— Start of DATASET RECORDS —

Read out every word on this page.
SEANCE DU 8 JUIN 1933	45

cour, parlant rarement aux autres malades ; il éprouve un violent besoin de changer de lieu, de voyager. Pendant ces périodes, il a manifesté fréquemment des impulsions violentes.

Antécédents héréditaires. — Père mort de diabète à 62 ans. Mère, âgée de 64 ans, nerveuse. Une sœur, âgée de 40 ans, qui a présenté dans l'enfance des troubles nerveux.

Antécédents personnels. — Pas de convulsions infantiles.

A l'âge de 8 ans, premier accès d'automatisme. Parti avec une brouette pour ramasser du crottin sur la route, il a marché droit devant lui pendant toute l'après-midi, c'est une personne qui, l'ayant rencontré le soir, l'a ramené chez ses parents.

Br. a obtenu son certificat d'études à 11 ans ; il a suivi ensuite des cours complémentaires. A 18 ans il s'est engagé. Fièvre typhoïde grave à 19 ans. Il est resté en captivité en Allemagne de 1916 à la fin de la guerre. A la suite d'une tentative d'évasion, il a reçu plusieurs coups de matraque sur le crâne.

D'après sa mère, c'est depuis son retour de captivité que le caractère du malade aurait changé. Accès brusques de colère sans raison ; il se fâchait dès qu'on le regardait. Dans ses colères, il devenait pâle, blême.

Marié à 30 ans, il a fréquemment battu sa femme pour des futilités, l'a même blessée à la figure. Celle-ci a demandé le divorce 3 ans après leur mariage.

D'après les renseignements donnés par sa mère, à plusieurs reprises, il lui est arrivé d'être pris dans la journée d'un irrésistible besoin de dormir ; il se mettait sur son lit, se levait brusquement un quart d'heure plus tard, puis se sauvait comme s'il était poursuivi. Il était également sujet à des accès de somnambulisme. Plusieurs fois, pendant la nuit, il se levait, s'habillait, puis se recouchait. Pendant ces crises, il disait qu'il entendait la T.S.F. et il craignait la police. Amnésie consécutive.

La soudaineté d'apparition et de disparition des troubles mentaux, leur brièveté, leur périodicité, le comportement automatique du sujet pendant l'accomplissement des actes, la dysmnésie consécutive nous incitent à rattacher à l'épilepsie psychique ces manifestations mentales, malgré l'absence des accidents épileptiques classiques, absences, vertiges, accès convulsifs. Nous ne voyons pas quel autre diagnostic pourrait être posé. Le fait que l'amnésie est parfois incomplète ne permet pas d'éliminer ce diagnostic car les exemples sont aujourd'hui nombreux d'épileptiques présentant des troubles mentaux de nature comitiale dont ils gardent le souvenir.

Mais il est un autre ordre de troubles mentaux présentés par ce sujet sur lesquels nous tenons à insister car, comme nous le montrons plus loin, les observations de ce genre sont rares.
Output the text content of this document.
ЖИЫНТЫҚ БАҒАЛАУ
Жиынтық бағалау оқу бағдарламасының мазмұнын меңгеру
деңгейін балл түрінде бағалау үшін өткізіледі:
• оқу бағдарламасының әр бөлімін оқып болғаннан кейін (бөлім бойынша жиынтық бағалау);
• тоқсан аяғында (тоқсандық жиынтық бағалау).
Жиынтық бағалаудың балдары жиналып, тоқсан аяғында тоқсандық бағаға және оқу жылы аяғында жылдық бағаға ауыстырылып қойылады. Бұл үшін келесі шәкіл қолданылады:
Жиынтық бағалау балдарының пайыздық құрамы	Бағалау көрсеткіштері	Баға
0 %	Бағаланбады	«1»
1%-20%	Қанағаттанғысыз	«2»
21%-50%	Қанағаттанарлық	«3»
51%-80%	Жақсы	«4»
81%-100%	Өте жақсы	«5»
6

— End of DATASET RECORDS —

WORK TO COMPLETE:
Look for the word "besoin" in every line of the listing and copy the lines that have it.

THE ANSWER:
cour, parlant rarement aux autres malades ; il éprouve un violent besoin de changer de lieu, de voyager. Pendant ces périodes, il a manifesté fréquemment des impulsions violentes.
D'après les renseignements donnés par sa mère, à plusieurs reprises, il lui est arrivé d'être pris dans la journée d'un irrésistible besoin de dormir ; il se mettait sur son lit, se levait brusquement un quart d'heure plus tard, puis se sauvait comme s'il était poursuivi. Il était également sujet à des accès de somnambulisme. Plusieurs fois, pendant la nuit, il se levait, s'habillait, puis se recouchait. Pendant ces crises, il disait qu'il entendait la T.S.F. et il craignait la police. Amnésie consécutive.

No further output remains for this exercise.